**The problem:** Skip the images and return the records below exactly.

**********

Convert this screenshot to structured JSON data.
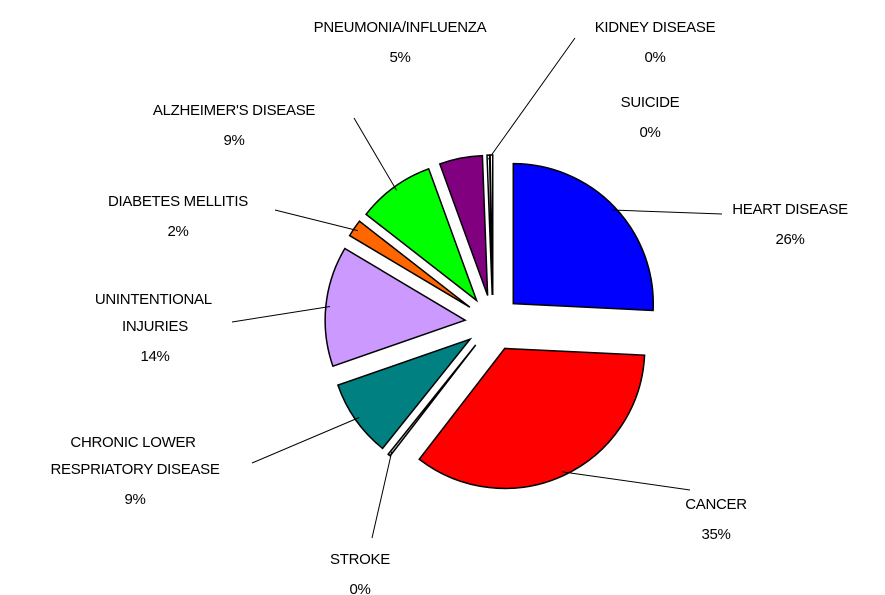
{
  "chart_data": {
    "type": "pie",
    "categories": [
      "HEART DISEASE",
      "CANCER",
      "STROKE",
      "CHRONIC LOWER RESPRIATORY DISEASE",
      "UNINTENTIONAL INJURIES",
      "DIABETES MELLITIS",
      "ALZHEIMER'S DISEASE",
      "PNEUMONIA/INFLUENZA",
      "KIDNEY DISEASE",
      "SUICIDE"
    ],
    "values": [
      26,
      35,
      0.3,
      9,
      14,
      2,
      9,
      5,
      0.3,
      0.3
    ],
    "value_labels": [
      "26%",
      "35%",
      "0%",
      "9%",
      "14%",
      "2%",
      "9%",
      "5%",
      "0%",
      "0%"
    ],
    "colors": [
      "#0000ff",
      "#ff0000",
      "#c0c0c0",
      "#008080",
      "#cc99ff",
      "#ff6600",
      "#00ff00",
      "#800080",
      "#ffffff",
      "#ffffff"
    ],
    "exploded": true
  }
}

**********

**Task output:**
Convert this screenshot to structured JSON data.
{
  "chart_data": {
    "type": "pie",
    "categories": [
      "HEART DISEASE",
      "CANCER",
      "STROKE",
      "CHRONIC LOWER RESPRIATORY DISEASE",
      "UNINTENTIONAL INJURIES",
      "DIABETES MELLITIS",
      "ALZHEIMER'S DISEASE",
      "PNEUMONIA/INFLUENZA",
      "KIDNEY DISEASE",
      "SUICIDE"
    ],
    "values": [
      26,
      35,
      0.3,
      9,
      14,
      2,
      9,
      5,
      0.3,
      0.3
    ],
    "value_labels": [
      "26%",
      "35%",
      "0%",
      "9%",
      "14%",
      "2%",
      "9%",
      "5%",
      "0%",
      "0%"
    ],
    "colors": [
      "#0000ff",
      "#ff0000",
      "#c0c0c0",
      "#008080",
      "#cc99ff",
      "#ff6600",
      "#00ff00",
      "#800080",
      "#ffffff",
      "#ffffff"
    ],
    "exploded": true
  }
}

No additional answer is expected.